** START Source data **

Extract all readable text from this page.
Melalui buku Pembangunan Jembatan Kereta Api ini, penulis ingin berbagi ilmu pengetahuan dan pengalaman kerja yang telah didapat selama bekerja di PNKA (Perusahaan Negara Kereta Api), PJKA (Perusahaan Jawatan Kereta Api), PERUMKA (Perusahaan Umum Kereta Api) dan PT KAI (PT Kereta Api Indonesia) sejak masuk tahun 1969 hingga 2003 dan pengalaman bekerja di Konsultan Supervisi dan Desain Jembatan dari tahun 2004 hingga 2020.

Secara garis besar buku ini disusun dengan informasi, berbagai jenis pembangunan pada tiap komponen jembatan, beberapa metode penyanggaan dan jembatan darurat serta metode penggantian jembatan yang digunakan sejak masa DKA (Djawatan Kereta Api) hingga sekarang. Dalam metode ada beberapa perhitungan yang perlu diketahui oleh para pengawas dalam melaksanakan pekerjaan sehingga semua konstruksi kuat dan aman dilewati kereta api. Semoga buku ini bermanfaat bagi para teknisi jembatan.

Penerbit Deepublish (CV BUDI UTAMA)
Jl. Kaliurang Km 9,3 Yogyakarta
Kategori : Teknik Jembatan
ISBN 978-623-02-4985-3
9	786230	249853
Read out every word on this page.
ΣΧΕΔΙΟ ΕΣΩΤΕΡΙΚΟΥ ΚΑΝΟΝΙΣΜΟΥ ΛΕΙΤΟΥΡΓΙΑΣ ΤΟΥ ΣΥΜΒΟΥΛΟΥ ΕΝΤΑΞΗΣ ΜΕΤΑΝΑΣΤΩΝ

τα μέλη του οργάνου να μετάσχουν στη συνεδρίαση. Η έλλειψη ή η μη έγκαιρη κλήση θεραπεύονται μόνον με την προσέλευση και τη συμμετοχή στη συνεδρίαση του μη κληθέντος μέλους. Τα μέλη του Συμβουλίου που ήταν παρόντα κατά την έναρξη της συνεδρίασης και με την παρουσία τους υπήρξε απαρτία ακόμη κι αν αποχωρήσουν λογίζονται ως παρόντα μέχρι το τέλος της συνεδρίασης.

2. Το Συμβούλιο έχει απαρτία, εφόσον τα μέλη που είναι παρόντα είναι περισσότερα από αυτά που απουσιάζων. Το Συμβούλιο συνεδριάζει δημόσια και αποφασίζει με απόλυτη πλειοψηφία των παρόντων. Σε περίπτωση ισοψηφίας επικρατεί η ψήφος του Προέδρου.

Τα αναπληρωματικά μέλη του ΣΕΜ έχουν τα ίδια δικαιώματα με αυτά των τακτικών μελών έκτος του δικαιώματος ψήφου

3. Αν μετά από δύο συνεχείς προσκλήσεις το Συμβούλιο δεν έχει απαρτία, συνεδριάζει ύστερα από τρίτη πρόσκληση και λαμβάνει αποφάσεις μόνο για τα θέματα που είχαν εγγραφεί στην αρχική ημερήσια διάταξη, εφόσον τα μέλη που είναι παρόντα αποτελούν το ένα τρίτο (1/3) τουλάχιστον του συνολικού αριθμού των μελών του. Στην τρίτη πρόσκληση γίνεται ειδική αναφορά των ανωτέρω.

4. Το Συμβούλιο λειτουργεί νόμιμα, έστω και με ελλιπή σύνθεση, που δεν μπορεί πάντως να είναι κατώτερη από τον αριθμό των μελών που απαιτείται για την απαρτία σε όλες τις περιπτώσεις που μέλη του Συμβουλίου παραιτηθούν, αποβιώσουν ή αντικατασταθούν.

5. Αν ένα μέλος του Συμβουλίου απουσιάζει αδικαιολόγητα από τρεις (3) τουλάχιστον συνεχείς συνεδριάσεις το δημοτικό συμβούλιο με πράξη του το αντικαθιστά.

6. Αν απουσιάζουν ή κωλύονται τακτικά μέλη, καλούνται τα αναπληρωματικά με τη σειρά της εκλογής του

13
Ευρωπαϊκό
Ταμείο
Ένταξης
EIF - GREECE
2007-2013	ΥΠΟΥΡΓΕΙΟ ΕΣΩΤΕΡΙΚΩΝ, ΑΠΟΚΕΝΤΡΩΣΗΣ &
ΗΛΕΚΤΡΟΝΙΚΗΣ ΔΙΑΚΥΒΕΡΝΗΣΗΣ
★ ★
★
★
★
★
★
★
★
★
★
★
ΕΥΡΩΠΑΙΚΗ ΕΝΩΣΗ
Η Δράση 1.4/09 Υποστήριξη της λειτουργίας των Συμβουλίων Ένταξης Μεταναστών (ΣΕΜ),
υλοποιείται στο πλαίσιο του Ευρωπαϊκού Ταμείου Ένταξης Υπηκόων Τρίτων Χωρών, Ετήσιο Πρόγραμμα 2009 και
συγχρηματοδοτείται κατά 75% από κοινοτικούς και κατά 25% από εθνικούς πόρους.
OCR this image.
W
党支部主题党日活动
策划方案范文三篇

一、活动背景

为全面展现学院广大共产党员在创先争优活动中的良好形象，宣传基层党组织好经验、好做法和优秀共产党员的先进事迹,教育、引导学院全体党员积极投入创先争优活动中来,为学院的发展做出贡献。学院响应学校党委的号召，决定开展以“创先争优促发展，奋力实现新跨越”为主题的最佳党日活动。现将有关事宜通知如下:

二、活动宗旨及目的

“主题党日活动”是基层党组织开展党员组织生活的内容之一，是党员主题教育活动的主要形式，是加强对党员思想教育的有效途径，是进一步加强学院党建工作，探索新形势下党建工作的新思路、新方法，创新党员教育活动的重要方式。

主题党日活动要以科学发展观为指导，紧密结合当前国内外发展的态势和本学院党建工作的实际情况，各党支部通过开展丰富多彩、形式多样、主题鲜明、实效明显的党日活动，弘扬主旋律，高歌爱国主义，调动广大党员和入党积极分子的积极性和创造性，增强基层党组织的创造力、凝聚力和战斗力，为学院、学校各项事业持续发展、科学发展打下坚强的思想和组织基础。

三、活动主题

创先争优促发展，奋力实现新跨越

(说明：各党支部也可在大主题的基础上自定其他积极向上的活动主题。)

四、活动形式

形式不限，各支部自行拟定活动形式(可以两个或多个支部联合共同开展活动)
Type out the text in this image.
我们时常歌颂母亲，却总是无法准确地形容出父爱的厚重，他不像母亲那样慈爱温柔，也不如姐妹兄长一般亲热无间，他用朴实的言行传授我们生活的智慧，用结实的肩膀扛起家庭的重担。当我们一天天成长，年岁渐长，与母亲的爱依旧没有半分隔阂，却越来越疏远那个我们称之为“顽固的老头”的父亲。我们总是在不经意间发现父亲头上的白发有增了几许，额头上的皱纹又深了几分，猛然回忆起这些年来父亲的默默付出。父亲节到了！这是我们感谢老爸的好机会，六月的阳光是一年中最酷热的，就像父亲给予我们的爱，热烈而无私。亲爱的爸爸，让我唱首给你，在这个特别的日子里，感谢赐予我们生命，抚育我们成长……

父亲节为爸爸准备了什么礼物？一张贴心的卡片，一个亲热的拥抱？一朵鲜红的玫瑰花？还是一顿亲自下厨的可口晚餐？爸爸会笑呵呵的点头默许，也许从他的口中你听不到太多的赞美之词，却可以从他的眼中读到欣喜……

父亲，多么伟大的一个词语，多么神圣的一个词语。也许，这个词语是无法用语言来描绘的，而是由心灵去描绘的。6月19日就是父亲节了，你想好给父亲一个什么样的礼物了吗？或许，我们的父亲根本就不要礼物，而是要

** END Source data **

Answer with one number: how many lines of the entries above include the word "αναπληρωματικά".

Written answer
2